### Work to complete
Find every line in the records below that holds the word "Contains", and copy it out.

------ Data excerpts ------

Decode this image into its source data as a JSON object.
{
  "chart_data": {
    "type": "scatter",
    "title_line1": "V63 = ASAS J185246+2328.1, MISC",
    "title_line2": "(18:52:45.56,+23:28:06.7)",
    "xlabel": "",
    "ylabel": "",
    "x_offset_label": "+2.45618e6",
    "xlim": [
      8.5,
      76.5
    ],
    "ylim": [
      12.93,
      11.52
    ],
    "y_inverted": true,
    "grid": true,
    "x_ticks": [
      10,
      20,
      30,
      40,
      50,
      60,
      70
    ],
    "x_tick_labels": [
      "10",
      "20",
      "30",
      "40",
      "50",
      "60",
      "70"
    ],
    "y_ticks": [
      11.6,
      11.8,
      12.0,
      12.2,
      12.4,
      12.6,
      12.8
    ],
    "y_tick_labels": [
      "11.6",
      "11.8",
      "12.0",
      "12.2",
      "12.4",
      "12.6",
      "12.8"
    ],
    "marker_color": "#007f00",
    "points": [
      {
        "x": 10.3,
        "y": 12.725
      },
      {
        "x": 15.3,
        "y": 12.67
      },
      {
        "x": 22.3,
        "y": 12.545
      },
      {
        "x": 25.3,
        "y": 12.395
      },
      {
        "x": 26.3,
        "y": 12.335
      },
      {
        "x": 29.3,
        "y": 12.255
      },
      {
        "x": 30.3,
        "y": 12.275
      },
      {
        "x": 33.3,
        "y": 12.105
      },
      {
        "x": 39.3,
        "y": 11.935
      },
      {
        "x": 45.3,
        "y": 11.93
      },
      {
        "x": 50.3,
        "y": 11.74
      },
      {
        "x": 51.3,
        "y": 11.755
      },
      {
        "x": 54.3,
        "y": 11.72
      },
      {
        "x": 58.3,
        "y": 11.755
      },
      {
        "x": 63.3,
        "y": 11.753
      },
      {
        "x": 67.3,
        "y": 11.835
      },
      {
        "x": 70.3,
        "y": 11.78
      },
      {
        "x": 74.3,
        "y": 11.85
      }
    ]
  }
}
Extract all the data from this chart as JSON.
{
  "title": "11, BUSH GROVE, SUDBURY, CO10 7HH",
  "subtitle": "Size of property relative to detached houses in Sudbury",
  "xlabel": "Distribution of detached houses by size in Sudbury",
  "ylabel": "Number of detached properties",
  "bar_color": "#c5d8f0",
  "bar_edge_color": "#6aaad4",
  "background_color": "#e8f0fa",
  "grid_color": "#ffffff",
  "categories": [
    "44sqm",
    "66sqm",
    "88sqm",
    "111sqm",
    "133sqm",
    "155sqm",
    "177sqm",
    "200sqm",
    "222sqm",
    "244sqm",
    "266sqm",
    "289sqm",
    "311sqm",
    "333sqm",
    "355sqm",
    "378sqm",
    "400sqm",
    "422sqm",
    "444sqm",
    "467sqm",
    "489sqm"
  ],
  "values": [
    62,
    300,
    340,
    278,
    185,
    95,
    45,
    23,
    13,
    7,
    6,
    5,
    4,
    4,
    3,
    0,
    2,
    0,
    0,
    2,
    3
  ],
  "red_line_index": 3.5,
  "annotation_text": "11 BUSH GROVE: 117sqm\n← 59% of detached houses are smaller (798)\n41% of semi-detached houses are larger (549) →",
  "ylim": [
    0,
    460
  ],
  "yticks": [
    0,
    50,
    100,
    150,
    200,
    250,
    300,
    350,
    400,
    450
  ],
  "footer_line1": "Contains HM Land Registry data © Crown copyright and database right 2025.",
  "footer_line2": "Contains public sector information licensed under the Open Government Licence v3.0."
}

------

### Answer to this task
  "footer_line1": "Contains HM Land Registry data © Crown copyright and database right 2025.",
  "footer_line2": "Contains public sector information licensed under the Open Government Licence v3.0."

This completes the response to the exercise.